## DATA EXCERPTS:
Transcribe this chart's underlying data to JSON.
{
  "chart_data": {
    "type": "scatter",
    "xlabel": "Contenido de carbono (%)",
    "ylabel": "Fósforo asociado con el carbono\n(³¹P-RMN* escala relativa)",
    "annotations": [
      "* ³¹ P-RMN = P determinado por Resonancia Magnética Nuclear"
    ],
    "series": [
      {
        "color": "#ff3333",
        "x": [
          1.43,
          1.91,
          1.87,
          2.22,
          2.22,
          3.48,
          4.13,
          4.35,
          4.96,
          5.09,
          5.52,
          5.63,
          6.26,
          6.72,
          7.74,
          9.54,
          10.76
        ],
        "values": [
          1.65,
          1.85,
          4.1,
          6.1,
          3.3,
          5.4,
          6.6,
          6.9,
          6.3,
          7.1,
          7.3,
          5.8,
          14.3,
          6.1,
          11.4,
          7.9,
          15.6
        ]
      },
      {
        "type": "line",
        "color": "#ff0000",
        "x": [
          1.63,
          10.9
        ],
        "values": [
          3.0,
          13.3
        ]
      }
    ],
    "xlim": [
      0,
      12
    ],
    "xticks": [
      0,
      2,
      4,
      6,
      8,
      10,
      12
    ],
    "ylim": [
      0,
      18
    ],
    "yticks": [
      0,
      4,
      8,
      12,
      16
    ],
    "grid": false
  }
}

## EXERCISE:
The entries above must be returned exactly.

## EXERCISE RESULT:
Transcribe this chart's underlying data to JSON.
{
  "chart_data": {
    "type": "scatter",
    "xlabel": "Contenido de carbono (%)",
    "ylabel": "Fósforo asociado con el carbono\n(³¹P-RMN* escala relativa)",
    "annotations": [
      "* ³¹ P-RMN = P determinado por Resonancia Magnética Nuclear"
    ],
    "series": [
      {
        "color": "#ff3333",
        "x": [
          1.43,
          1.91,
          1.87,
          2.22,
          2.22,
          3.48,
          4.13,
          4.35,
          4.96,
          5.09,
          5.52,
          5.63,
          6.26,
          6.72,
          7.74,
          9.54,
          10.76
        ],
        "values": [
          1.65,
          1.85,
          4.1,
          6.1,
          3.3,
          5.4,
          6.6,
          6.9,
          6.3,
          7.1,
          7.3,
          5.8,
          14.3,
          6.1,
          11.4,
          7.9,
          15.6
        ]
      },
      {
        "type": "line",
        "color": "#ff0000",
        "x": [
          1.63,
          10.9
        ],
        "values": [
          3.0,
          13.3
        ]
      }
    ],
    "xlim": [
      0,
      12
    ],
    "xticks": [
      0,
      2,
      4,
      6,
      8,
      10,
      12
    ],
    "ylim": [
      0,
      18
    ],
    "yticks": [
      0,
      4,
      8,
      12,
      16
    ],
    "grid": false
  }
}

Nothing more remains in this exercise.